=== What you need to do ===
Go through the material below and copy each line where the word "Севастополя" appears.

== == ==

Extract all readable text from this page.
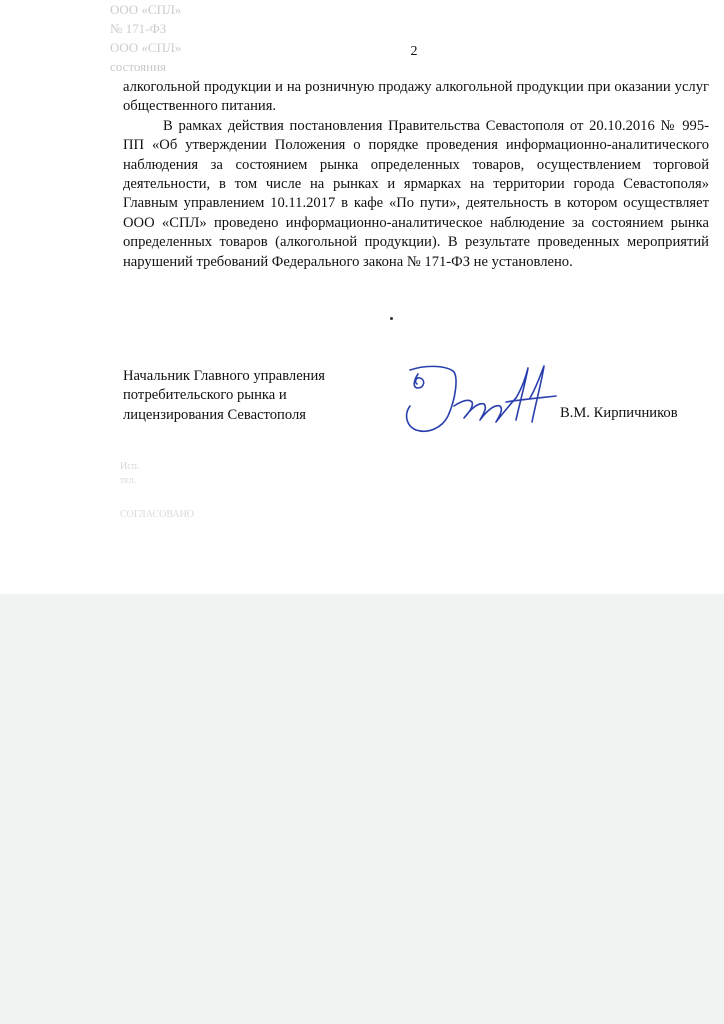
ООО «СПЛ»
№ 171-ФЗ
ООО «СПЛ»
состояния
Исп.
тел.
СОГЛАСОВАНО
2

алкогольной продукции и на розничную продажу алкогольной продукции при оказании услуг общественного питания.

В рамках действия постановления Правительства Севастополя от 20.10.2016 № 995-ПП «Об утверждении Положения о порядке проведения информационно-аналитического наблюдения за состоянием рынка определенных товаров, осуществлением торговой деятельности, в том числе на рынках и ярмарках на территории города Севастополя» Главным управлением 10.11.2017 в кафе «По пути», деятельность в котором осуществляет ООО «СПЛ» проведено информационно-аналитическое наблюдение за состоянием рынка определенных товаров (алкогольной продукции). В результате проведенных мероприятий нарушений требований Федерального закона № 171-ФЗ не установлено.

Начальник Главного управления
потребительского рынка и
лицензирования Севастополя	В.М. Кирпичников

== == ==

=== Answer for the task ===
В рамках действия постановления Правительства Севастополя от 20.10.2016 № 995-ПП «Об утверждении Положения о порядке проведения информационно-аналитического наблюдения за состоянием рынка определенных товаров, осуществлением торговой деятельности, в том числе на рынках и ярмарках на территории города Севастополя» Главным управлением 10.11.2017 в кафе «По пути», деятельность в котором осуществляет ООО «СПЛ» проведено информационно-аналитическое наблюдение за состоянием рынка определенных товаров (алкогольной продукции). В результате проведенных мероприятий нарушений требований Федерального закона № 171-ФЗ не установлено.
лицензирования Севастополя	В.М. Кирпичников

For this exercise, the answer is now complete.